§ **PAGE TEXT**
Another way to define the study of AI is that it is the study of designing computer systems that able to perform tasks that traditional programming virtually unable to emulate but human intelligence is good at.

**Machine Learning** is one component of AI. According to Arthur Samuel, it is a study field that allow computers to have ability learning without being explicitly programmed. The purposes of ML is to design programs that adjust their output data in respone to a given set of input data, like human's ability of learning over their lifetimes. These kind of programs are usually more flexible than regular program that designed by people programmers, they able to change themselves over the data they generated and thus create possible solitions to solve problems of AI.

**Deep Learning** is a component of ML. This is a field that breaking up an algorithm into sereral layers, each layer can handle different part of the process.

# **2. Basic Concepts**

**Linear regression** is a statistical tool that approach to modeling the relationship between a dependent variable and one or more independent variables.

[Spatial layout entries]
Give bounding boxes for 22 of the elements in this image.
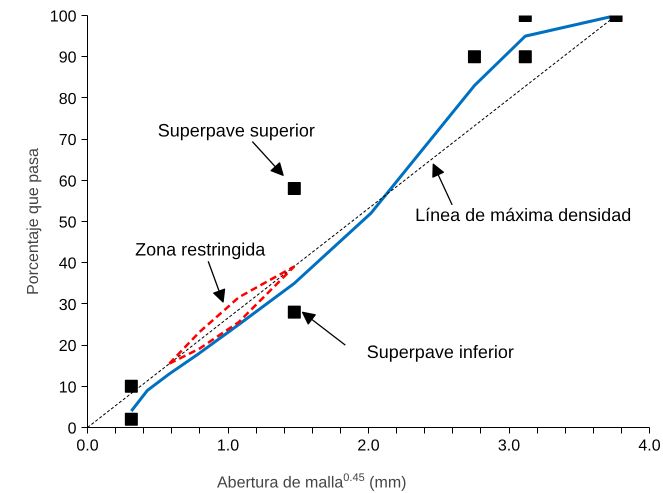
y-tick-label: 60 <box>58 173 77 190</box>
x-axis-title: Abertura de malla$^{0.45}$ (mm) <box>217 471 406 493</box>
annotation: Superpave superior <box>158 120 315 141</box>
y-tick-label: 40 <box>58 256 77 273</box>
y-tick-label: 70 <box>58 132 77 150</box>
y-tick-label: 50 <box>58 214 77 232</box>
y-axis-title: Porcentaje que pasa <box>24 148 42 295</box>
y-tick-label: 10 <box>58 379 77 396</box>
annotation: Zona restringida <box>135 239 266 260</box>
x-tick-label: 2.0 <box>357 438 380 454</box>
y-tick-label: 80 <box>58 90 77 108</box>
y-tick-label: 20 <box>58 338 77 356</box>
y-tick-label: 0 <box>68 420 77 438</box>
annotation: Línea de máxima densidad <box>415 204 632 225</box>
y-tick-label: 90 <box>58 50 77 67</box>
x-tick-label: 3.0 <box>498 438 520 454</box>
y-tick-label: 30 <box>58 296 77 314</box>
annotation: Superpave inferior <box>366 342 514 362</box>
y-tick-label: 100 <box>50 8 77 26</box>
x-tick-label: 1.0 <box>216 438 240 454</box>
x-tick-label: 4.0 <box>638 438 661 454</box>
x-tick-label: 0.0 <box>76 438 99 454</box>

§ **YOUR OBJECTIVE**
Output the stretch of the AI and machine learning passage above from "# **2. Basic" through "more independent variables.", copied word for word.

§ **PROBLEM SOLUTION**
# **2. Basic Concepts**

**Linear regression** is a statistical tool that approach to modeling the relationship between a dependent variable and one or more independent variables.